» **Data in this exercise**
%%

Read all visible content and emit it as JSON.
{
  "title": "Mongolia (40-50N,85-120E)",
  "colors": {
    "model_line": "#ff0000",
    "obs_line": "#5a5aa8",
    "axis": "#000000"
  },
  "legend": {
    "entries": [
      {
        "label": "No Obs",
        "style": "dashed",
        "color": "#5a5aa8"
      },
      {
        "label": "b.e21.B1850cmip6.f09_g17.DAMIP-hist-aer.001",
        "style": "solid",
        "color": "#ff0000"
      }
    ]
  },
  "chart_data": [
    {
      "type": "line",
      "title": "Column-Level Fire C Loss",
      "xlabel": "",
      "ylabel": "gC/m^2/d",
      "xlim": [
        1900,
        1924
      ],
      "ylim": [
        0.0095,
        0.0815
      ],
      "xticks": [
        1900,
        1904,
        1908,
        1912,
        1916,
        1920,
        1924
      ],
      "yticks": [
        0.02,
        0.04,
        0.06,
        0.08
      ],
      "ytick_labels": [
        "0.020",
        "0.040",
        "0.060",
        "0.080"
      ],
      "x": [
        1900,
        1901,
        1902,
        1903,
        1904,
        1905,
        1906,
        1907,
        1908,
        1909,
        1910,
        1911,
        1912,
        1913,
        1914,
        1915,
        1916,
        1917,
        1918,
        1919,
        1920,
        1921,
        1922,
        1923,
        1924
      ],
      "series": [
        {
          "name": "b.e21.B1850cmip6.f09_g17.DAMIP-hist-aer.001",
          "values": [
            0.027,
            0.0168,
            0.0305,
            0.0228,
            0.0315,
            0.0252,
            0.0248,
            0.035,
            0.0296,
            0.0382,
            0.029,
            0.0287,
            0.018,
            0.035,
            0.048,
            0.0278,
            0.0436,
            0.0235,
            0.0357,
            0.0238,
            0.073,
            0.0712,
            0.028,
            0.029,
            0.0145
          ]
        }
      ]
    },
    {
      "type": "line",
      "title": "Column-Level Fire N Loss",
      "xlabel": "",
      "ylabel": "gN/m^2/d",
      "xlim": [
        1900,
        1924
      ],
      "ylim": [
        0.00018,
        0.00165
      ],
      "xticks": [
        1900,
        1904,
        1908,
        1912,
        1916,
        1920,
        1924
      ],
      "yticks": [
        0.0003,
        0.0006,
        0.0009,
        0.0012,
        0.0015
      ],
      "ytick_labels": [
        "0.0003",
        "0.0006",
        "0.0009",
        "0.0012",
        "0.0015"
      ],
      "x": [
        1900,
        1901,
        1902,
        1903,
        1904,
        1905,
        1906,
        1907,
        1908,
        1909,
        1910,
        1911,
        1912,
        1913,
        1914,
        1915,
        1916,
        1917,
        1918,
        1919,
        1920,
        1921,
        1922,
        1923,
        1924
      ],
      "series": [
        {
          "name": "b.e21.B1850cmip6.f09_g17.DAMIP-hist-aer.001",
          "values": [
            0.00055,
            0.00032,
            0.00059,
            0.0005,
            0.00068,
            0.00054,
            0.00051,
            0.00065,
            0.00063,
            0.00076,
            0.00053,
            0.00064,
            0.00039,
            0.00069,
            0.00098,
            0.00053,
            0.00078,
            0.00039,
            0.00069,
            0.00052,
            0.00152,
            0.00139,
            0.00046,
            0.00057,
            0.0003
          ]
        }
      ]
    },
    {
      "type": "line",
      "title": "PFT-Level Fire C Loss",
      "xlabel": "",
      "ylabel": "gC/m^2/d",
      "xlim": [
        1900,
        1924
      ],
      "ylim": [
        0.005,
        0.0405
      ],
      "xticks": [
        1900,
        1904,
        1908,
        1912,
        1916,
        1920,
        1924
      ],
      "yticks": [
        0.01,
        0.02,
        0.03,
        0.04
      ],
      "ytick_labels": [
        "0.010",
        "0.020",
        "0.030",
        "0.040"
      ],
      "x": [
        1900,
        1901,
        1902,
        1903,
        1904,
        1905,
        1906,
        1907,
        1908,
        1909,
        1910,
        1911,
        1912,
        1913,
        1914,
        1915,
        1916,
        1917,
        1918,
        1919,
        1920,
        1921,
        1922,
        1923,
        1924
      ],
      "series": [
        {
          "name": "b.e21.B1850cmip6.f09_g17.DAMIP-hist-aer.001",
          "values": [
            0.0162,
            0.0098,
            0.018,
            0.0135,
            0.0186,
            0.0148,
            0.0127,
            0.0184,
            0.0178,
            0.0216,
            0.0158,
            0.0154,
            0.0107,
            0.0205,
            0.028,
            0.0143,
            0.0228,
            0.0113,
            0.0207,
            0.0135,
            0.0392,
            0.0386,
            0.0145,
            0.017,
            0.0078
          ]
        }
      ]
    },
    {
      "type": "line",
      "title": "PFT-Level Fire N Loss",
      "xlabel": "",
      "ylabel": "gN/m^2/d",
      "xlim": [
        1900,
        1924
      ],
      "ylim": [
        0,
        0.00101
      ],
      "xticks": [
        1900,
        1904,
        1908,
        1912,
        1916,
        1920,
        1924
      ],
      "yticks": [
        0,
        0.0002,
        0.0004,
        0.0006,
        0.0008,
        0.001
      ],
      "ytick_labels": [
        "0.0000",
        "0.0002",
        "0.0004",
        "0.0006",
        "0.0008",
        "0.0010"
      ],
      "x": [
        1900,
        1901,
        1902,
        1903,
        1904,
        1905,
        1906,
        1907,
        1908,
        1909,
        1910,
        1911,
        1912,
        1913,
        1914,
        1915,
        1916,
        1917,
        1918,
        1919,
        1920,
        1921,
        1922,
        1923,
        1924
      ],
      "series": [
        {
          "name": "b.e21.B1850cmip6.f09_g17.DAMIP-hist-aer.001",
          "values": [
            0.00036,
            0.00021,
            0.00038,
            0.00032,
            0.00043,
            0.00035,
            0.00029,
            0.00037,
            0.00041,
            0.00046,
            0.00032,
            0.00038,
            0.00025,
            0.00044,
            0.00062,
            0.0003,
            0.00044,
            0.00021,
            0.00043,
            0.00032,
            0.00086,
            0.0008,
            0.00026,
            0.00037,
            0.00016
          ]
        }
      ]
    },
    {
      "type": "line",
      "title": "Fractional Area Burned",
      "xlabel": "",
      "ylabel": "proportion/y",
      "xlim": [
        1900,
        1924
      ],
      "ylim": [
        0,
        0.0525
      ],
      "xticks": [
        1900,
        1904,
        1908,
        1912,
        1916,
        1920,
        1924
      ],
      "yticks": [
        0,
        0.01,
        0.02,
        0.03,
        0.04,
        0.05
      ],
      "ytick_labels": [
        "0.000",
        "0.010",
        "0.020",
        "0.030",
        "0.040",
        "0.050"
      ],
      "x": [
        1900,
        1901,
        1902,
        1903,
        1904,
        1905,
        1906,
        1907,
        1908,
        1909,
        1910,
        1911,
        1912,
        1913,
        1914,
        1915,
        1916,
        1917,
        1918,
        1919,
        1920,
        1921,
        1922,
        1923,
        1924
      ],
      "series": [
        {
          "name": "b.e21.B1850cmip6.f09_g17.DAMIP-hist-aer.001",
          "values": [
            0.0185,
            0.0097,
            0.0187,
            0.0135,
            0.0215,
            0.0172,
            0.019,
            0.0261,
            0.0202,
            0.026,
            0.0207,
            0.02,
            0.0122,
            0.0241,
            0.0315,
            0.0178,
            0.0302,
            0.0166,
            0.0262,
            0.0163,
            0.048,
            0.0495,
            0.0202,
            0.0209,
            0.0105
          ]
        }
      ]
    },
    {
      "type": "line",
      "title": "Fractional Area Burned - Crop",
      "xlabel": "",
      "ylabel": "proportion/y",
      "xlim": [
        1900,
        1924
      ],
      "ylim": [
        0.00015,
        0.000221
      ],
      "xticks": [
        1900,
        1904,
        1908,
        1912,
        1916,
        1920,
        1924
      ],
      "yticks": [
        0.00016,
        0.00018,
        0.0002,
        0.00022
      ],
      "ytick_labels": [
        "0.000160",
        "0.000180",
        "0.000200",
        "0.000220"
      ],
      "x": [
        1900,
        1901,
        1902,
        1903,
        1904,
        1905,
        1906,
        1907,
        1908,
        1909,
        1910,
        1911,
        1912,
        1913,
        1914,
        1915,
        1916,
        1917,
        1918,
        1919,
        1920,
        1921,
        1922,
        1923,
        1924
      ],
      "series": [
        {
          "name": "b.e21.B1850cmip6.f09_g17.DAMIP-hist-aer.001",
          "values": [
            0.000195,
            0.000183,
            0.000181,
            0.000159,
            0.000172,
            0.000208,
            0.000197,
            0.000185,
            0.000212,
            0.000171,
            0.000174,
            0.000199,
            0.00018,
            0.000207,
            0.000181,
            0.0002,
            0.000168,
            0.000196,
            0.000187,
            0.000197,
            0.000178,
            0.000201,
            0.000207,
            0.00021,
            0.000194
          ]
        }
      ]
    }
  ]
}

%%

» **Task to carry out**
Return each line of the listing that holds the string "Fractional".

» **Answer to the exercise**
      "title": "Fractional Area Burned",
      "title": "Fractional Area Burned - Crop",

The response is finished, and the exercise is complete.